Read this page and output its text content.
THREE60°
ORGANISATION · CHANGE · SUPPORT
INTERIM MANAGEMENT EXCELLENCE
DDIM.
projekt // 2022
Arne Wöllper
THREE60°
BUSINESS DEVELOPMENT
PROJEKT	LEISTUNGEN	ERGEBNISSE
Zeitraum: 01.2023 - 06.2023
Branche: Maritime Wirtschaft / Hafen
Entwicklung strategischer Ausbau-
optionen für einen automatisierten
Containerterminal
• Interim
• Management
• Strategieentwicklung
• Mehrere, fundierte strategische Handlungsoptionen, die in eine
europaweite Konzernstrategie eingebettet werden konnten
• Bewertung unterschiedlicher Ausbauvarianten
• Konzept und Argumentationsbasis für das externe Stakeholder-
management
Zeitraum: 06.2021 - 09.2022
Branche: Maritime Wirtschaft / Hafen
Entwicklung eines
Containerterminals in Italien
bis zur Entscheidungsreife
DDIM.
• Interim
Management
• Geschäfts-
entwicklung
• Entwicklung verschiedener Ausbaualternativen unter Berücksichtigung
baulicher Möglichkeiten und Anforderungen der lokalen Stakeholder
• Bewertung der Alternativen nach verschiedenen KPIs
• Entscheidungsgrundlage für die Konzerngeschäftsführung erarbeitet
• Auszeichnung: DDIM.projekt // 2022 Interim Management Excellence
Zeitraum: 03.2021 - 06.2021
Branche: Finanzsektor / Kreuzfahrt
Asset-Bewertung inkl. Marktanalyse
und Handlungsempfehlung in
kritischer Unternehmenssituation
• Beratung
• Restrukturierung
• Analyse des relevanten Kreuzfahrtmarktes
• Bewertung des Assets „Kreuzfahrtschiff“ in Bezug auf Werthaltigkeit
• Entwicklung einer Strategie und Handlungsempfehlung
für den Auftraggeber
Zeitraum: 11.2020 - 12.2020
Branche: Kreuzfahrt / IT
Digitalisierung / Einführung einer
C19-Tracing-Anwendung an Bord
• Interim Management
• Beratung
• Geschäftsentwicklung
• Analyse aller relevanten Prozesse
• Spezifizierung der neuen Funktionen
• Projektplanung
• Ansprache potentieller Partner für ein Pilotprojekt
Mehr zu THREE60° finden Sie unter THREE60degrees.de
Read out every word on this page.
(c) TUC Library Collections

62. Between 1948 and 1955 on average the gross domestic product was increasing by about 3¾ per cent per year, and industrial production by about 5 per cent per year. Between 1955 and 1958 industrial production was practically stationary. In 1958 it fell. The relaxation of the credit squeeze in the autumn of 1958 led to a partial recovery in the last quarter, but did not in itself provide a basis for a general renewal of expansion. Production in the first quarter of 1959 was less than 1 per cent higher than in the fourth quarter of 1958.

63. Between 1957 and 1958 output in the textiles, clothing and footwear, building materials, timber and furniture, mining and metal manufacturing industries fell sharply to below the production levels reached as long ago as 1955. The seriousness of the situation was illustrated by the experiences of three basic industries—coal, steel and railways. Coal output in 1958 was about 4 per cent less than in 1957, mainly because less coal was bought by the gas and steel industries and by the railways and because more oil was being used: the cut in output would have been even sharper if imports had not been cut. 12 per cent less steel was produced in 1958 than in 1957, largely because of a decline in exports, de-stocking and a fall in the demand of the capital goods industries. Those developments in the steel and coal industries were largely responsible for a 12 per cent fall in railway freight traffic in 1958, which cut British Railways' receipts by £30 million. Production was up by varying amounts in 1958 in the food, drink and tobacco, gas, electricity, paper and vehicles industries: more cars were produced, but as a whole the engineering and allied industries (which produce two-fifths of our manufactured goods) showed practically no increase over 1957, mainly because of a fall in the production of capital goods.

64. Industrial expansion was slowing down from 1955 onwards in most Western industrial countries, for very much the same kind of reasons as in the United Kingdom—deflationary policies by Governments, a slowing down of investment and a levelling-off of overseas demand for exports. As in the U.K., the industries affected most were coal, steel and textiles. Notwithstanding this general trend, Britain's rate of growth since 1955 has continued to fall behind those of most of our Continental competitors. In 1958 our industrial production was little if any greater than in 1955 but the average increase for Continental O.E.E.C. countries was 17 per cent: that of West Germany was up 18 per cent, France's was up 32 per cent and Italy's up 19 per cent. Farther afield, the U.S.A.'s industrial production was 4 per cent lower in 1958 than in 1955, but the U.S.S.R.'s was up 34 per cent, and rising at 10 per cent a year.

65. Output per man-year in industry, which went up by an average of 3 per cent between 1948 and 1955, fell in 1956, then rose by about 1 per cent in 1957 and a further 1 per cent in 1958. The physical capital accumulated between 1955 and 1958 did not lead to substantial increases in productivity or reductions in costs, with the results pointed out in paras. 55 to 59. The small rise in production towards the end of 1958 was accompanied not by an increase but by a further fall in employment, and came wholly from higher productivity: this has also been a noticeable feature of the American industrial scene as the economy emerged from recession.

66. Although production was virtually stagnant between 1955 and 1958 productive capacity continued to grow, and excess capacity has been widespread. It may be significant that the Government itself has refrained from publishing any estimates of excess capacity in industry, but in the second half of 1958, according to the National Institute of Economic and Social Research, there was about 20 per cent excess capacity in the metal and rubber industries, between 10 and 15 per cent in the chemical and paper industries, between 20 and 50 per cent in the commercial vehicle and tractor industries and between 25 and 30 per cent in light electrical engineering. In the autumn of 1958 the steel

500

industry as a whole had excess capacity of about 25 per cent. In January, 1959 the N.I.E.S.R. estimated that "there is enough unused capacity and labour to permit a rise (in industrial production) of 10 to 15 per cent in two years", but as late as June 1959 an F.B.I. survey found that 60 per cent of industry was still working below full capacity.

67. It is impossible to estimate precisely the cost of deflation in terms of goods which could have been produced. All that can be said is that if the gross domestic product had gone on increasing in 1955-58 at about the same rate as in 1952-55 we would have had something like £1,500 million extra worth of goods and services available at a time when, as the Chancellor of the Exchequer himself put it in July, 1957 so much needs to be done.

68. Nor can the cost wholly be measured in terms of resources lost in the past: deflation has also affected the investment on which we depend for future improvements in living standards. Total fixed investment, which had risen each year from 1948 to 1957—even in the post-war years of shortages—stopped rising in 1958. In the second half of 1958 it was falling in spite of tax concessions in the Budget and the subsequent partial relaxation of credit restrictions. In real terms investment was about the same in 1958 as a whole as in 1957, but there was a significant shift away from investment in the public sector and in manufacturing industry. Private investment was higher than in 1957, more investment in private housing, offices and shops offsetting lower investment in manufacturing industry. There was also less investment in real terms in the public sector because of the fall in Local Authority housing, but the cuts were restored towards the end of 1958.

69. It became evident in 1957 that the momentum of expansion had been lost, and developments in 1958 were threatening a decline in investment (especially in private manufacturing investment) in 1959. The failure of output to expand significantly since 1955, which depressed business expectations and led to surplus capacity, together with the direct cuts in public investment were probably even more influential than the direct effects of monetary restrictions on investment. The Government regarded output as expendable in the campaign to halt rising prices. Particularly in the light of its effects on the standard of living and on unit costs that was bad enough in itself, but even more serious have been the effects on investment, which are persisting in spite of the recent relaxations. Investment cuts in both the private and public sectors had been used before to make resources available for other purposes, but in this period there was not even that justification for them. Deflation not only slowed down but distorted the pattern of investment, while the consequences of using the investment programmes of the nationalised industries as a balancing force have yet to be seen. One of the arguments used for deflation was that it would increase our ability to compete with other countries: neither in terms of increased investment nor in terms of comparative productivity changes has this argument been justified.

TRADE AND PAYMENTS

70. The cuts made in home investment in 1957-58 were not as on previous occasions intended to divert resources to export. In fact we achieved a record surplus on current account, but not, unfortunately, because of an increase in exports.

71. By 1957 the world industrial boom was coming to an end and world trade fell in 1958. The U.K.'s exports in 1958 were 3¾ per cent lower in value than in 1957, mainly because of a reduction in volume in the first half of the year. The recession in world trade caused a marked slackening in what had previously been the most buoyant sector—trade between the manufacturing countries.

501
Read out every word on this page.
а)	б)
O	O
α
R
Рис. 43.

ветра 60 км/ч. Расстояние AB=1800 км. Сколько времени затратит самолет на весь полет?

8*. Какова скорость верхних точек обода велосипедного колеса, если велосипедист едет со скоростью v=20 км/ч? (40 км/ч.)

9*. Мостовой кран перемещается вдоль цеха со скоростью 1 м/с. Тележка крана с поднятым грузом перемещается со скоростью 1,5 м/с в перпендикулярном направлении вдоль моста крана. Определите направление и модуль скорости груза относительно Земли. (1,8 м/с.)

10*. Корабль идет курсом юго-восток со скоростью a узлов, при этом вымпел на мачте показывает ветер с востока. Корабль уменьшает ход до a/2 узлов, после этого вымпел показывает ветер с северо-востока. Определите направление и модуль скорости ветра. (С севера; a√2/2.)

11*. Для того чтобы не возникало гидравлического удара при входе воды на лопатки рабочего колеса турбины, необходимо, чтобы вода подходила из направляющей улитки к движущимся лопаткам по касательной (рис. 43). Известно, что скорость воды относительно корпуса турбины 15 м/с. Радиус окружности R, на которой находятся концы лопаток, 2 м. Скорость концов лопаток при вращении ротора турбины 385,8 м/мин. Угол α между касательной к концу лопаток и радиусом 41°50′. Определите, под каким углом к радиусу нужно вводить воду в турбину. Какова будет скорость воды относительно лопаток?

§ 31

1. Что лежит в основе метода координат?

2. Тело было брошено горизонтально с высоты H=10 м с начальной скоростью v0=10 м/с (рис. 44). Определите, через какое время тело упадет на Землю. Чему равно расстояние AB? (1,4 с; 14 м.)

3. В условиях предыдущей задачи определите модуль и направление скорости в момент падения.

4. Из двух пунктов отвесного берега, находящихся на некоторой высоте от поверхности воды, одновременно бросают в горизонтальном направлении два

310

-=-=-

◆ Request ◆
What is the number of lines holding the word "Stakeholder"? State it alone.

◆ Exercise response ◆
2